-- Task input follows --

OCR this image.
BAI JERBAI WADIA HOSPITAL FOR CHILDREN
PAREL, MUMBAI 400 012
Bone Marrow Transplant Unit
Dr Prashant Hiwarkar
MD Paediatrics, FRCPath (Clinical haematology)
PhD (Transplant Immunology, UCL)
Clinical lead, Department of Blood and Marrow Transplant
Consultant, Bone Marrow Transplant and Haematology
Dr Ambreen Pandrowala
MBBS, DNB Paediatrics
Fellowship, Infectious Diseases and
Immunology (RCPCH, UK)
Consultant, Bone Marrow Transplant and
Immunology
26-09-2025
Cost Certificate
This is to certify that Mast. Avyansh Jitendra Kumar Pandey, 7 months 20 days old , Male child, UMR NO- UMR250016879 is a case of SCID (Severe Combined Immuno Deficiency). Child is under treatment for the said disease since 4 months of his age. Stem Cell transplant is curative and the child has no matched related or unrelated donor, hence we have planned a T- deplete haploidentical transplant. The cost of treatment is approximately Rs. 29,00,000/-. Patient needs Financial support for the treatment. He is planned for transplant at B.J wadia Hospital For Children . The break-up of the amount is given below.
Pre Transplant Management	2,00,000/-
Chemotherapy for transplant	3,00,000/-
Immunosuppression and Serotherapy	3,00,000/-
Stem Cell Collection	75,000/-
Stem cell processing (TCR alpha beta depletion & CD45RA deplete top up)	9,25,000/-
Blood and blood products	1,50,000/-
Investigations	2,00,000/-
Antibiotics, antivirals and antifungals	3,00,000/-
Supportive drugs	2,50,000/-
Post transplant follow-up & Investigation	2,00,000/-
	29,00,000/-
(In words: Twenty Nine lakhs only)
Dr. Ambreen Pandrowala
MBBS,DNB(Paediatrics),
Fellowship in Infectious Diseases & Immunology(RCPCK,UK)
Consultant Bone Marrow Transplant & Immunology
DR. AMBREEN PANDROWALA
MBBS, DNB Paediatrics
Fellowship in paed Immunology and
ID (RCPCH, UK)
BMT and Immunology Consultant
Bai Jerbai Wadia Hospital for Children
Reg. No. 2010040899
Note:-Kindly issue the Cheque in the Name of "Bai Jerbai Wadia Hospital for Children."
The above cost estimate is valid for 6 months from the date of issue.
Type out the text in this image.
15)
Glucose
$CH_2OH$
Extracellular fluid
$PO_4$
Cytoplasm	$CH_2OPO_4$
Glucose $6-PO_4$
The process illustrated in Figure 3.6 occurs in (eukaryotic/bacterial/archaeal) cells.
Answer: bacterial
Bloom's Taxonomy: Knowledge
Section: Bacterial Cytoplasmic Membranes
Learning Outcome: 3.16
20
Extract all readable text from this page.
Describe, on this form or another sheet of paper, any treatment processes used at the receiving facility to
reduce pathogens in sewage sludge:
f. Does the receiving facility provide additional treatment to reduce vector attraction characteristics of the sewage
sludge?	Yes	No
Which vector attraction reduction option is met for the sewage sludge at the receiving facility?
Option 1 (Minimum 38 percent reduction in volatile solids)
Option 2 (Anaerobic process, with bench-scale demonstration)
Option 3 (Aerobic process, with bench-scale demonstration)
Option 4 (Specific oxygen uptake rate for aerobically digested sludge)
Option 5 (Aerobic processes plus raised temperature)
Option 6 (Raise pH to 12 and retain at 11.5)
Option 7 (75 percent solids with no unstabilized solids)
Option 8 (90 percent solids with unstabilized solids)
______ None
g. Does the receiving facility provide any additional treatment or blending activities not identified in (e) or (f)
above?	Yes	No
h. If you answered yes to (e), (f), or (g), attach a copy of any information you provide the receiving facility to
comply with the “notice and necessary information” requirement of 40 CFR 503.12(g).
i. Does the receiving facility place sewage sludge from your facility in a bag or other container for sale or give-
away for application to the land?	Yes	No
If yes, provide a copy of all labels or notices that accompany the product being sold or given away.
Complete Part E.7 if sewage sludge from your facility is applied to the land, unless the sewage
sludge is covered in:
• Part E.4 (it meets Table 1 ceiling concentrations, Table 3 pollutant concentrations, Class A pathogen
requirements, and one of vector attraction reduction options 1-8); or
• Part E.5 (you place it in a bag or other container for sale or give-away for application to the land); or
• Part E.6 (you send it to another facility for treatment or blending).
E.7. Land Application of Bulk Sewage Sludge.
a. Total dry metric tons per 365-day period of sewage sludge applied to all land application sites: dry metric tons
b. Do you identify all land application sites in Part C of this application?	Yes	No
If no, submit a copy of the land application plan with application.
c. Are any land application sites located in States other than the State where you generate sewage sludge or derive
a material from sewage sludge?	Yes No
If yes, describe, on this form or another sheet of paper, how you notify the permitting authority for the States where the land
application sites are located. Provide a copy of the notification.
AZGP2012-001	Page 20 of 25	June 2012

-- Task input concluded --

Prompt:
Your response should be made up of the lines in the data that contain the word "sheet".

Output of the task:
Describe, on this form or another sheet of paper, any treatment processes used at the receiving facility to
If yes, describe, on this form or another sheet of paper, how you notify the permitting authority for the States where the land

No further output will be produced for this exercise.